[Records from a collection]
####

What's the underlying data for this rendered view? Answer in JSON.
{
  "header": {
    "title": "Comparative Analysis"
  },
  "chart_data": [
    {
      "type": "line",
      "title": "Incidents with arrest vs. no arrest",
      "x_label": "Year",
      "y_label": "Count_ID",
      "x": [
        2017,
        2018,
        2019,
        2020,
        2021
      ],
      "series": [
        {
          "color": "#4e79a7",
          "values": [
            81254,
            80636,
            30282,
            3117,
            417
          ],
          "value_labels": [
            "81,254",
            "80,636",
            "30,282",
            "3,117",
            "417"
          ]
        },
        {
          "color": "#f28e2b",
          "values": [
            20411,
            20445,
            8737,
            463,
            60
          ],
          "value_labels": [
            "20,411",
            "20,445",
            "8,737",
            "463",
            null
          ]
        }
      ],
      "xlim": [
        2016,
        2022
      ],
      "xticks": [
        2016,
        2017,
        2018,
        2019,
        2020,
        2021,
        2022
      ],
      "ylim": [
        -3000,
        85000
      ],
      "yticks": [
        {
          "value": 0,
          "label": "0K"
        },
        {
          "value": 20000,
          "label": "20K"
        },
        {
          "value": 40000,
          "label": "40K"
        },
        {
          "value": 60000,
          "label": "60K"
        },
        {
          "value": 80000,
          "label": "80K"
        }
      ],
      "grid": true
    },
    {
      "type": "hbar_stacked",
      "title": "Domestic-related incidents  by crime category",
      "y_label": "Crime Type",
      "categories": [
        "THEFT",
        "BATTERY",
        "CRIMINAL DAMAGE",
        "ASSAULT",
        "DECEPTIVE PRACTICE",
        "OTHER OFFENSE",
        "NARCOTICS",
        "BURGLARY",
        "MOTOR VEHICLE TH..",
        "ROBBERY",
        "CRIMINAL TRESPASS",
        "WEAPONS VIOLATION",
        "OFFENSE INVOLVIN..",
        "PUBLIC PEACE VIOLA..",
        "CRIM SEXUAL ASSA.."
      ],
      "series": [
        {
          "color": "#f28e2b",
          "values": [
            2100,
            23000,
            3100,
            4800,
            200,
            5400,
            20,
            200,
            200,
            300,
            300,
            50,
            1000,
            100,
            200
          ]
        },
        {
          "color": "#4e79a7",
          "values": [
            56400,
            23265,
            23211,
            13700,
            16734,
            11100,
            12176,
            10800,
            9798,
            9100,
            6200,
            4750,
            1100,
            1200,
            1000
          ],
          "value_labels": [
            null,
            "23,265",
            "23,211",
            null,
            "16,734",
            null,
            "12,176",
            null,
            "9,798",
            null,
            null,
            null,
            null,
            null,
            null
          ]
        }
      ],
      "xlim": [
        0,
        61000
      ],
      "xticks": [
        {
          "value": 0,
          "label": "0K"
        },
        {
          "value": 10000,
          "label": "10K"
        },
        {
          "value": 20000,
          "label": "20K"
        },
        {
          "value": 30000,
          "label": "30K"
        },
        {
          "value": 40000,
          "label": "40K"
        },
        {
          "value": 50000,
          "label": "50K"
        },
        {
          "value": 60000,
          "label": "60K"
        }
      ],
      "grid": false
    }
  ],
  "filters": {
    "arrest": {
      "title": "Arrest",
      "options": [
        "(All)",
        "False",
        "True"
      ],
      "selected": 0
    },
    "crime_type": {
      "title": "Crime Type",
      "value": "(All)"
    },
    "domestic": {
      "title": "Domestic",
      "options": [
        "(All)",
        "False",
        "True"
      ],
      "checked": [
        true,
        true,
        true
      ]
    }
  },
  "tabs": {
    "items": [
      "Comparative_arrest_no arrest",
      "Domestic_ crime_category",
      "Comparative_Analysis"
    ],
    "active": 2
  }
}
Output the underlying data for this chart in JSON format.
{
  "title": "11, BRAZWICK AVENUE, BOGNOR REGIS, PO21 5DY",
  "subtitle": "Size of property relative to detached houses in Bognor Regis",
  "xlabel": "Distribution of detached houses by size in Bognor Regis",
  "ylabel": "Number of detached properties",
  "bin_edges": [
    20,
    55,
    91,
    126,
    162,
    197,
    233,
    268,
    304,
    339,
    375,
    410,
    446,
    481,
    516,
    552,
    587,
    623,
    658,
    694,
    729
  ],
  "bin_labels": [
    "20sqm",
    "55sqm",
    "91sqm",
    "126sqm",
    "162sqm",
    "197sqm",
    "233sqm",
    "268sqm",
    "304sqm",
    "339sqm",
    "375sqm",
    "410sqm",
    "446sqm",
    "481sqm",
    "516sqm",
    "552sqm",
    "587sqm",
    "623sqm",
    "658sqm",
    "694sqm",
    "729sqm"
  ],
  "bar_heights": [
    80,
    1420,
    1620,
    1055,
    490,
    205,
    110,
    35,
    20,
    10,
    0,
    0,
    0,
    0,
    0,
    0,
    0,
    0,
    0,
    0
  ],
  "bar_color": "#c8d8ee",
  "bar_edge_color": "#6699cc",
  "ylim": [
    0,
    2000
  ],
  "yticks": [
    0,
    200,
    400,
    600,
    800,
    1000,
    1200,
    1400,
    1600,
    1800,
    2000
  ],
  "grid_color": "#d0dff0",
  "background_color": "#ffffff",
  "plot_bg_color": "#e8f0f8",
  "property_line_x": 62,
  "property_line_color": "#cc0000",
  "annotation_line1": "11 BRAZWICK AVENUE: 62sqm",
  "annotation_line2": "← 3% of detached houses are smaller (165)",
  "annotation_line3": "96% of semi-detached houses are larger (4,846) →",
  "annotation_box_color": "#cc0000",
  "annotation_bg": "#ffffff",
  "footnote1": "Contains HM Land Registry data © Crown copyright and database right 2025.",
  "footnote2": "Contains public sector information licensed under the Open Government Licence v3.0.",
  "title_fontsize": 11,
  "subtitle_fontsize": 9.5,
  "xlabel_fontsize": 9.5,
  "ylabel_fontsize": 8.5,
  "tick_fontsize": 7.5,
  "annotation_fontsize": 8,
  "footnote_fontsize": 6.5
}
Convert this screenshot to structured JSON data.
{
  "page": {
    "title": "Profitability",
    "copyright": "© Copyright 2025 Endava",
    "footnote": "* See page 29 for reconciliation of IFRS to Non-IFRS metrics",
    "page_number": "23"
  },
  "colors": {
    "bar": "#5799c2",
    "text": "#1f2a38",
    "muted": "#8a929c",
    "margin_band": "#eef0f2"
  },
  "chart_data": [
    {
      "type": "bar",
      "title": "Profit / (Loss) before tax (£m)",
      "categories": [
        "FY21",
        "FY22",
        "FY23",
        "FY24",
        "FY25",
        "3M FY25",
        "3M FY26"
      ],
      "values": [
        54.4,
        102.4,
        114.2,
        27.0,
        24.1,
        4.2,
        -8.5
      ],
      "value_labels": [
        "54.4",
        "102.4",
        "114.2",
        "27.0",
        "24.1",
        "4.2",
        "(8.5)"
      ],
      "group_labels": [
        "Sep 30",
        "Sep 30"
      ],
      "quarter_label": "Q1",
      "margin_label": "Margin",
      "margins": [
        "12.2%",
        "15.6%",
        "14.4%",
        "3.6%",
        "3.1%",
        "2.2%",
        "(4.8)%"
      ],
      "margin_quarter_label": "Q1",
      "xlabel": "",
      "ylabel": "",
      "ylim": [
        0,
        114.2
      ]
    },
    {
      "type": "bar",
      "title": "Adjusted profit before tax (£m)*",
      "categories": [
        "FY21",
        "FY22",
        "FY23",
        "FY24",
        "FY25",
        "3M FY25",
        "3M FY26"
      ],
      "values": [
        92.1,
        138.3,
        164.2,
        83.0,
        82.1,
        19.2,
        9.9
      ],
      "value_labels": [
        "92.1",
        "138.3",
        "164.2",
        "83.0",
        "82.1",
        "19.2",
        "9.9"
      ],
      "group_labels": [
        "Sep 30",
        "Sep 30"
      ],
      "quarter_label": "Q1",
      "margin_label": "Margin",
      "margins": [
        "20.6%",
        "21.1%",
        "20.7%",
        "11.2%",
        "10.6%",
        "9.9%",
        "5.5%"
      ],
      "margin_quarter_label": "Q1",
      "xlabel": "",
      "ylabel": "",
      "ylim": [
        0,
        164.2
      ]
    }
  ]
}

####

- **What you have to do**: Which lines of the material contain the string "houses"? List each of them.

- **Exercise solution**:
  "subtitle": "Size of property relative to detached houses in Bognor Regis",
  "xlabel": "Distribution of detached houses by size in Bognor Regis",
  "annotation_line2": "← 3% of detached houses are smaller (165)",
  "annotation_line3": "96% of semi-detached houses are larger (4,846) →",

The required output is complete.